## START DATA RECORDS

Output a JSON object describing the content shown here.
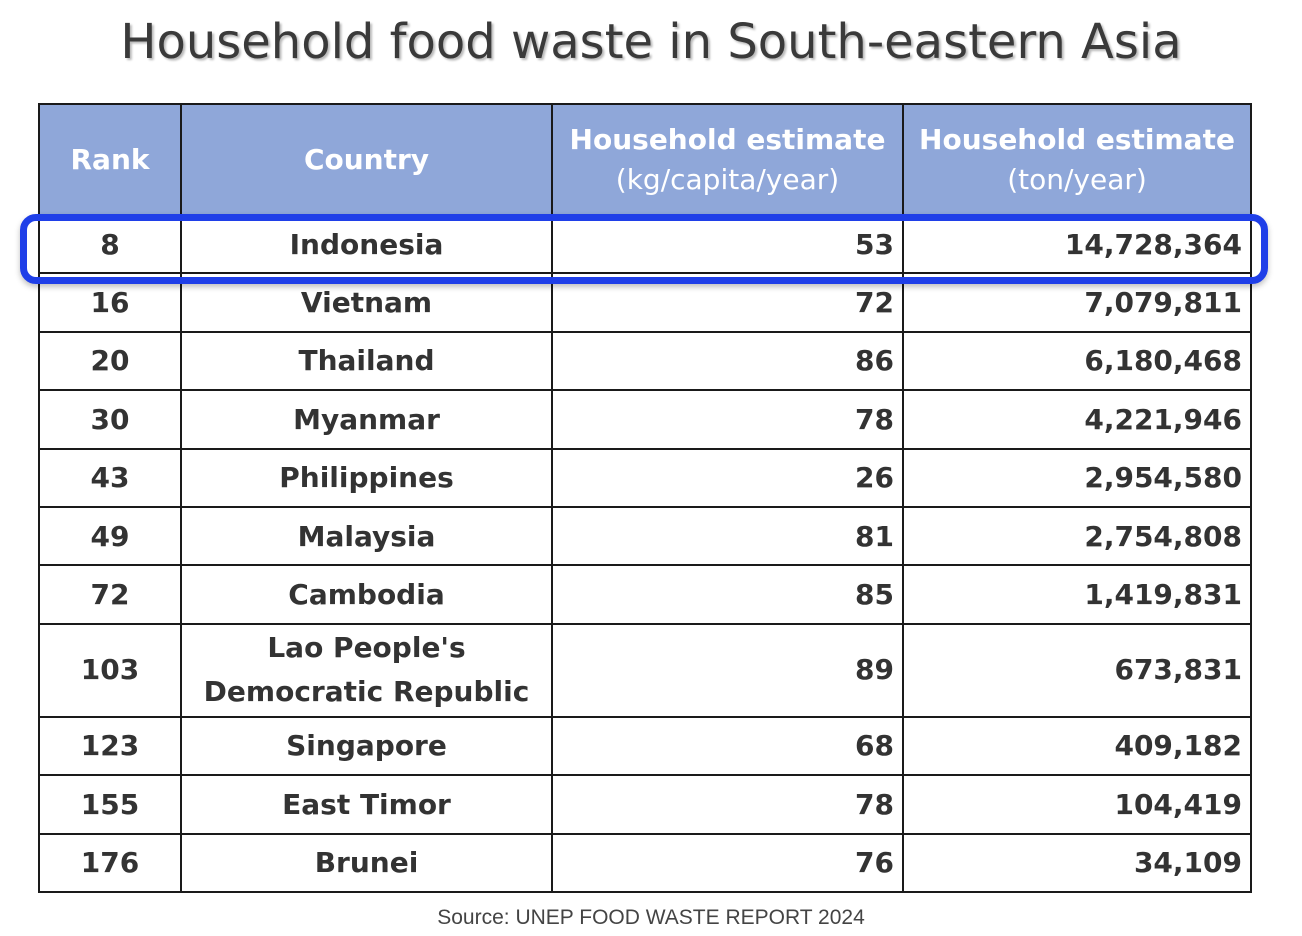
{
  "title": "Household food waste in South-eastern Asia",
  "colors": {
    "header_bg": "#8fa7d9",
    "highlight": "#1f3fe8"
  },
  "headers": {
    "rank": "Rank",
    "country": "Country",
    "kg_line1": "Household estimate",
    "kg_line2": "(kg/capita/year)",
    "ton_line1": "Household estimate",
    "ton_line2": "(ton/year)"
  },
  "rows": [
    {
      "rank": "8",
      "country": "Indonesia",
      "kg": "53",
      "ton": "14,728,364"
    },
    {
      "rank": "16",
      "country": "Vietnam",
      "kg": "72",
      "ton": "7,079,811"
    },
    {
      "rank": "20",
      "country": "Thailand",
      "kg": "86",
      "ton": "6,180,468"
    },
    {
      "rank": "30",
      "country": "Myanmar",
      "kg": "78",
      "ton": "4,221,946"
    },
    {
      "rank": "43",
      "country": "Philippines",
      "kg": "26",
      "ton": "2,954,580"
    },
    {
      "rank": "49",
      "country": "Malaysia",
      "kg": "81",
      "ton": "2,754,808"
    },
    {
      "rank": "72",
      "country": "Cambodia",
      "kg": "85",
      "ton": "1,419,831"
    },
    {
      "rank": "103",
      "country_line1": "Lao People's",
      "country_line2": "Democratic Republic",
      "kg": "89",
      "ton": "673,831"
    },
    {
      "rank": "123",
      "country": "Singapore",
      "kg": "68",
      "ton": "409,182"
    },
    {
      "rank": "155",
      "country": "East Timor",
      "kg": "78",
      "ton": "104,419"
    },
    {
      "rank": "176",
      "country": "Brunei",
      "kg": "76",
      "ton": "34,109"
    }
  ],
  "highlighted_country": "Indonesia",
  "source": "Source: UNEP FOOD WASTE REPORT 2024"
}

## END DATA RECORDS
## START DATA RECORDS

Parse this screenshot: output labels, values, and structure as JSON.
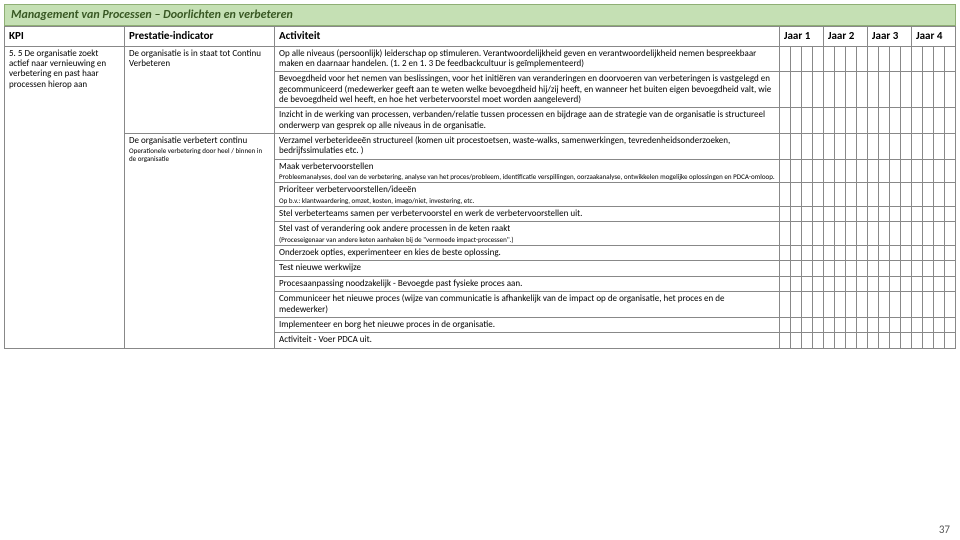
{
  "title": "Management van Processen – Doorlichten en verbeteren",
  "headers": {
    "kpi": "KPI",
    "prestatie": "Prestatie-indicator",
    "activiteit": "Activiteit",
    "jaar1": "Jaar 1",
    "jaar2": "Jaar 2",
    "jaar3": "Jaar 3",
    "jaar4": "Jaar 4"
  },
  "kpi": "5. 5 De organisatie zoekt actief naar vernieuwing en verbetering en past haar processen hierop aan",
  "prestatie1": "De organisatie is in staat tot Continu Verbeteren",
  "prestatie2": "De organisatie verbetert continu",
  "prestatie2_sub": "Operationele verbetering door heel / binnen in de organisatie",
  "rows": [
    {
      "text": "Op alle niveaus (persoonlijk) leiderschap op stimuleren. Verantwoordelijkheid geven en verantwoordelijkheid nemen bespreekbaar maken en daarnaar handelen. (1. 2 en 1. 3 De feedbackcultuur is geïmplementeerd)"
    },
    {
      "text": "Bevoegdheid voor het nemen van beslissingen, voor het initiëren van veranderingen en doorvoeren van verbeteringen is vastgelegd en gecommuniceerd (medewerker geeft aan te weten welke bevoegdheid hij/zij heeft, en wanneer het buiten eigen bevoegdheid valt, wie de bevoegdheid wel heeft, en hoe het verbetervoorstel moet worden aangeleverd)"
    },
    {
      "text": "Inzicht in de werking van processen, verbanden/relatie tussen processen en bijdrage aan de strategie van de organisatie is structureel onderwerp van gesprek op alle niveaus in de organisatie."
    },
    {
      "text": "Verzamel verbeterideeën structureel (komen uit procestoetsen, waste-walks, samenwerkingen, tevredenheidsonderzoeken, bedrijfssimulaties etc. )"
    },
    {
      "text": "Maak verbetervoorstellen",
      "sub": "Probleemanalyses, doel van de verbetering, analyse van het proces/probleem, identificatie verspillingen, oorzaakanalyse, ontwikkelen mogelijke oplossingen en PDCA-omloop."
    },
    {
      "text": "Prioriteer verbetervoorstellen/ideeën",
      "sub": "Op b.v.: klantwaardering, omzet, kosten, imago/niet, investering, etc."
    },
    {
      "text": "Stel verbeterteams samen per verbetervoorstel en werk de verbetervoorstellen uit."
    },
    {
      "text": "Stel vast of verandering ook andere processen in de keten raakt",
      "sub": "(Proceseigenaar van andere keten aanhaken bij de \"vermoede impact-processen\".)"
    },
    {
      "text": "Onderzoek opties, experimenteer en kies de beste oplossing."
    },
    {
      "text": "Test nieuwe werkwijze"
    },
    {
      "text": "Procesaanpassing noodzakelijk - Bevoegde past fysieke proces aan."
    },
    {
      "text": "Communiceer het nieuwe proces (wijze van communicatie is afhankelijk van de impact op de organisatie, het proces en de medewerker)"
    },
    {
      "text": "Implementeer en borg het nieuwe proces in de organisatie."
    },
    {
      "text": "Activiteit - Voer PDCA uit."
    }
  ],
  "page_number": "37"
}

## END DATA RECORDS

TASK INSTRUCTIONS » Find the word "JSON" and list each line it appears in.

EXERCISE OUTPUT »
Output a JSON object describing the content shown here.
Parse this screenshot: output labels, values, and structure as JSON.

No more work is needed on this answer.